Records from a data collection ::
____________________

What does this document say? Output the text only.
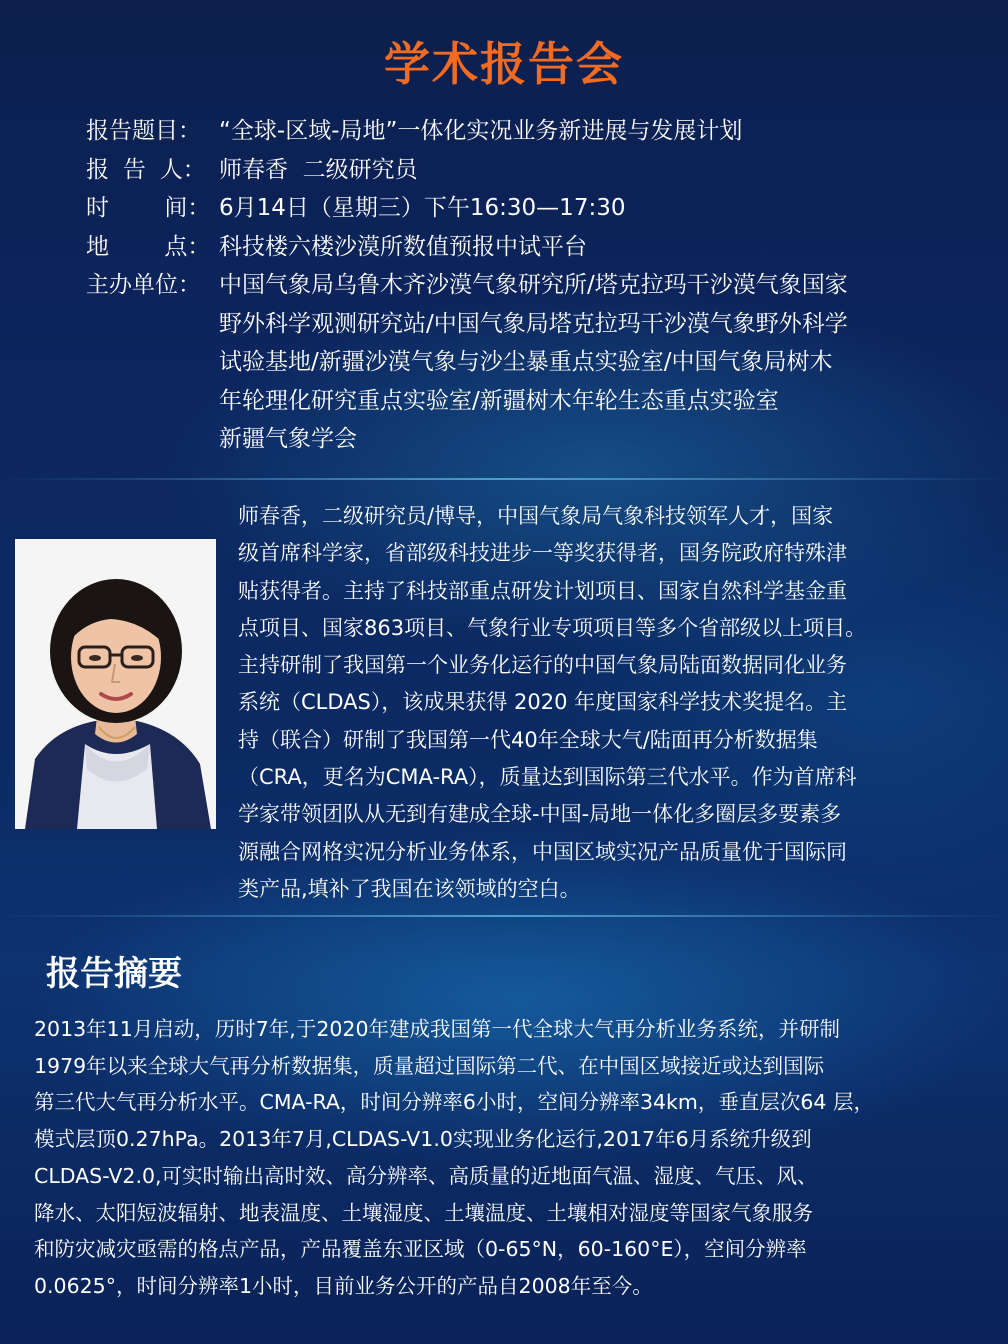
学术报告会
报告题目： “全球-区域-局地”一体化实况业务新进展与发展计划
报 告 人： 师春香  二级研究员
时    间： 6月14日（星期三）下午16:30—17:30
地    点： 科技楼六楼沙漠所数值预报中试平台
主办单位： 中国气象局乌鲁木齐沙漠气象研究所/塔克拉玛干沙漠气象国家
野外科学观测研究站/中国气象局塔克拉玛干沙漠气象野外科学
试验基地/新疆沙漠气象与沙尘暴重点实验室/中国气象局树木
年轮理化研究重点实验室/新疆树木年轮生态重点实验室
新疆气象学会
师春香，二级研究员/博导，中国气象局气象科技领军人才，国家
级首席科学家，省部级科技进步一等奖获得者，国务院政府特殊津
贴获得者。主持了科技部重点研发计划项目、国家自然科学基金重
点项目、国家863项目、气象行业专项项目等多个省部级以上项目。
主持研制了我国第一个业务化运行的中国气象局陆面数据同化业务
系统（CLDAS），该成果获得 2020 年度国家科学技术奖提名。主
持（联合）研制了我国第一代40年全球大气/陆面再分析数据集
（CRA，更名为CMA-RA），质量达到国际第三代水平。作为首席科
学家带领团队从无到有建成全球-中国-局地一体化多圈层多要素多
源融合网格实况分析业务体系，中国区域实况产品质量优于国际同
类产品,填补了我国在该领域的空白。
报告摘要
2013年11月启动，历时7年,于2020年建成我国第一代全球大气再分析业务系统，并研制
1979年以来全球大气再分析数据集，质量超过国际第二代、在中国区域接近或达到国际
第三代大气再分析水平。CMA-RA，时间分辨率6小时，空间分辨率34km，垂直层次64 层，
模式层顶0.27hPa。2013年7月,CLDAS-V1.0实现业务化运行,2017年6月系统升级到
CLDAS-V2.0,可实时输出高时效、高分辨率、高质量的近地面气温、湿度、气压、风、
降水、太阳短波辐射、地表温度、土壤湿度、土壤温度、土壤相对湿度等国家气象服务
和防灾减灾亟需的格点产品，产品覆盖东亚区域（0-65°N，60-160°E），空间分辨率
0.0625°，时间分辨率1小时，目前业务公开的产品自2008年至今。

____________________

STATED PROBLEM ::
Copy each line of the records precisely and drop any images they hold.

CORRECT OUTPUT ::
What does this document say? Output the text only.
学术报告会
报告题目： “全球-区域-局地”一体化实况业务新进展与发展计划
报 告 人： 师春香  二级研究员
时    间： 6月14日（星期三）下午16:30—17:30
地    点： 科技楼六楼沙漠所数值预报中试平台
主办单位： 中国气象局乌鲁木齐沙漠气象研究所/塔克拉玛干沙漠气象国家
野外科学观测研究站/中国气象局塔克拉玛干沙漠气象野外科学
试验基地/新疆沙漠气象与沙尘暴重点实验室/中国气象局树木
年轮理化研究重点实验室/新疆树木年轮生态重点实验室
新疆气象学会
师春香，二级研究员/博导，中国气象局气象科技领军人才，国家
级首席科学家，省部级科技进步一等奖获得者，国务院政府特殊津
贴获得者。主持了科技部重点研发计划项目、国家自然科学基金重
点项目、国家863项目、气象行业专项项目等多个省部级以上项目。
主持研制了我国第一个业务化运行的中国气象局陆面数据同化业务
系统（CLDAS），该成果获得 2020 年度国家科学技术奖提名。主
持（联合）研制了我国第一代40年全球大气/陆面再分析数据集
（CRA，更名为CMA-RA），质量达到国际第三代水平。作为首席科
学家带领团队从无到有建成全球-中国-局地一体化多圈层多要素多
源融合网格实况分析业务体系，中国区域实况产品质量优于国际同
类产品,填补了我国在该领域的空白。
报告摘要
2013年11月启动，历时7年,于2020年建成我国第一代全球大气再分析业务系统，并研制
1979年以来全球大气再分析数据集，质量超过国际第二代、在中国区域接近或达到国际
第三代大气再分析水平。CMA-RA，时间分辨率6小时，空间分辨率34km，垂直层次64 层，
模式层顶0.27hPa。2013年7月,CLDAS-V1.0实现业务化运行,2017年6月系统升级到
CLDAS-V2.0,可实时输出高时效、高分辨率、高质量的近地面气温、湿度、气压、风、
降水、太阳短波辐射、地表温度、土壤湿度、土壤温度、土壤相对湿度等国家气象服务
和防灾减灾亟需的格点产品，产品覆盖东亚区域（0-65°N，60-160°E），空间分辨率
0.0625°，时间分辨率1小时，目前业务公开的产品自2008年至今。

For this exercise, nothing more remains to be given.